Collected data —
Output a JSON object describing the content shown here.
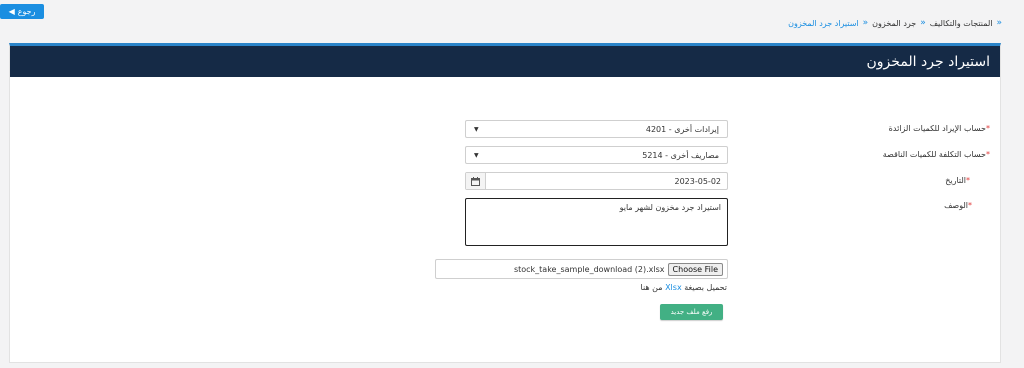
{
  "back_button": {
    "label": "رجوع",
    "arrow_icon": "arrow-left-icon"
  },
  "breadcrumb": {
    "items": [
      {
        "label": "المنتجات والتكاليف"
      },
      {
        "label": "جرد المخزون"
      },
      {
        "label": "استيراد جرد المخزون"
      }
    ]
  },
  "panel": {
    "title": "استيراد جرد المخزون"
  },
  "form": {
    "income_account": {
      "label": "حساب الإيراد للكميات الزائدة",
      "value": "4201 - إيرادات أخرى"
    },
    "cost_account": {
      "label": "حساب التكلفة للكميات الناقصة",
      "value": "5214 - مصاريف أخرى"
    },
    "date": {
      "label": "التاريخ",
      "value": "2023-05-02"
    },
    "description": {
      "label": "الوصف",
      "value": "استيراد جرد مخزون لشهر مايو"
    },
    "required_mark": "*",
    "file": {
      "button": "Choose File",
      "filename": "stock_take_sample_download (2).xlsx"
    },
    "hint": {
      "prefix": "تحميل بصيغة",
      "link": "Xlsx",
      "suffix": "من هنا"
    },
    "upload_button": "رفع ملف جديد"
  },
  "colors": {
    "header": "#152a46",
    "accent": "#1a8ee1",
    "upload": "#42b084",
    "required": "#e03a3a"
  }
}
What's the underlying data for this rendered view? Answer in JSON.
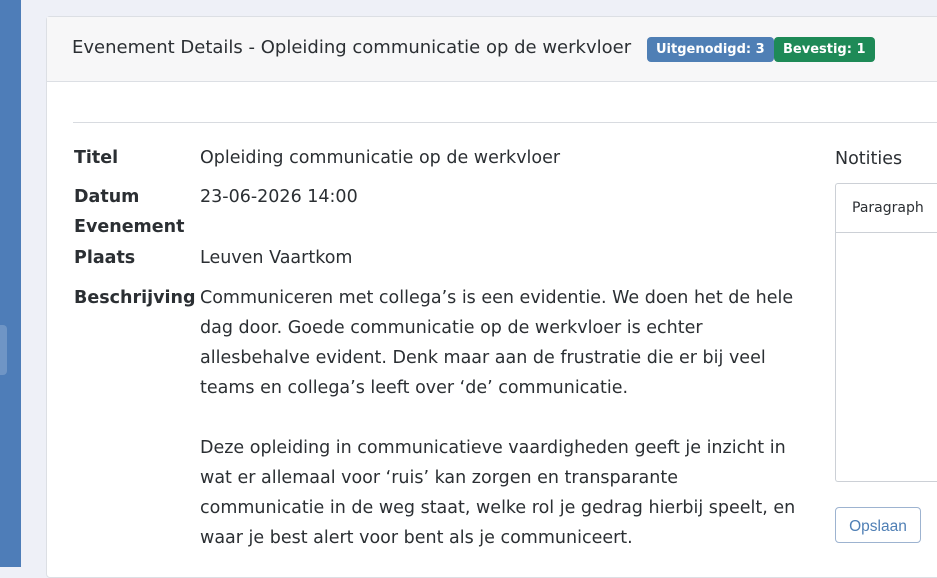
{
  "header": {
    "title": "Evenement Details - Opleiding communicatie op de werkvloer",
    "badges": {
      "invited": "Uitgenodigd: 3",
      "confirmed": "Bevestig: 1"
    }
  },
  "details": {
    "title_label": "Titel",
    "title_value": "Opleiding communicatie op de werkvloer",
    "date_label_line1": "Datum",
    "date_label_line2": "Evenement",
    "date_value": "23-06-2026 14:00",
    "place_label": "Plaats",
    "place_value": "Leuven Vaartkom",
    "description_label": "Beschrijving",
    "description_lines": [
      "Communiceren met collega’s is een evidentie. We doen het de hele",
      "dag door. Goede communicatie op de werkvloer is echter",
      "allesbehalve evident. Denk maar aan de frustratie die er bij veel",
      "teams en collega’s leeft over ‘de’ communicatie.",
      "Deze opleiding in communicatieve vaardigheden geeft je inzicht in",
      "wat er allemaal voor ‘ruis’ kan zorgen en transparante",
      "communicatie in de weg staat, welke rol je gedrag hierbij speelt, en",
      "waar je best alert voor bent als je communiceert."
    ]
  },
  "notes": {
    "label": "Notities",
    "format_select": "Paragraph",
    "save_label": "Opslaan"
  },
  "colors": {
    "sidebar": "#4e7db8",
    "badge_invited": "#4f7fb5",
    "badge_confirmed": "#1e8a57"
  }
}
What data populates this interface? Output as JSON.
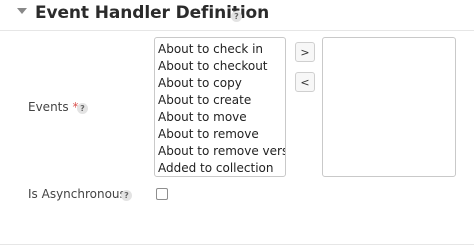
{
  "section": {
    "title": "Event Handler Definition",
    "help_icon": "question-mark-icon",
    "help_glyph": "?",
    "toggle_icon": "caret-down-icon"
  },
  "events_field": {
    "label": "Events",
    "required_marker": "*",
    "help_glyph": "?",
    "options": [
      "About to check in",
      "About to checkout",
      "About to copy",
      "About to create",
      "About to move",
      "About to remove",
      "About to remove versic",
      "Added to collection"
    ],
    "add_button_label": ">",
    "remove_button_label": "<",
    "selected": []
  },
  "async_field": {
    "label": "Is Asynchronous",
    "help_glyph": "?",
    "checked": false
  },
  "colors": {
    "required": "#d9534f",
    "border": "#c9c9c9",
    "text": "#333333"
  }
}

TASK TO COMPLETE — Read the entries and show each line that mentions "للكميات".

COMPLETE RESPONSE —
      "label": "حساب الإيراد للكميات الزائدة",
      "label": "حساب التكلفة للكميات الناقصة",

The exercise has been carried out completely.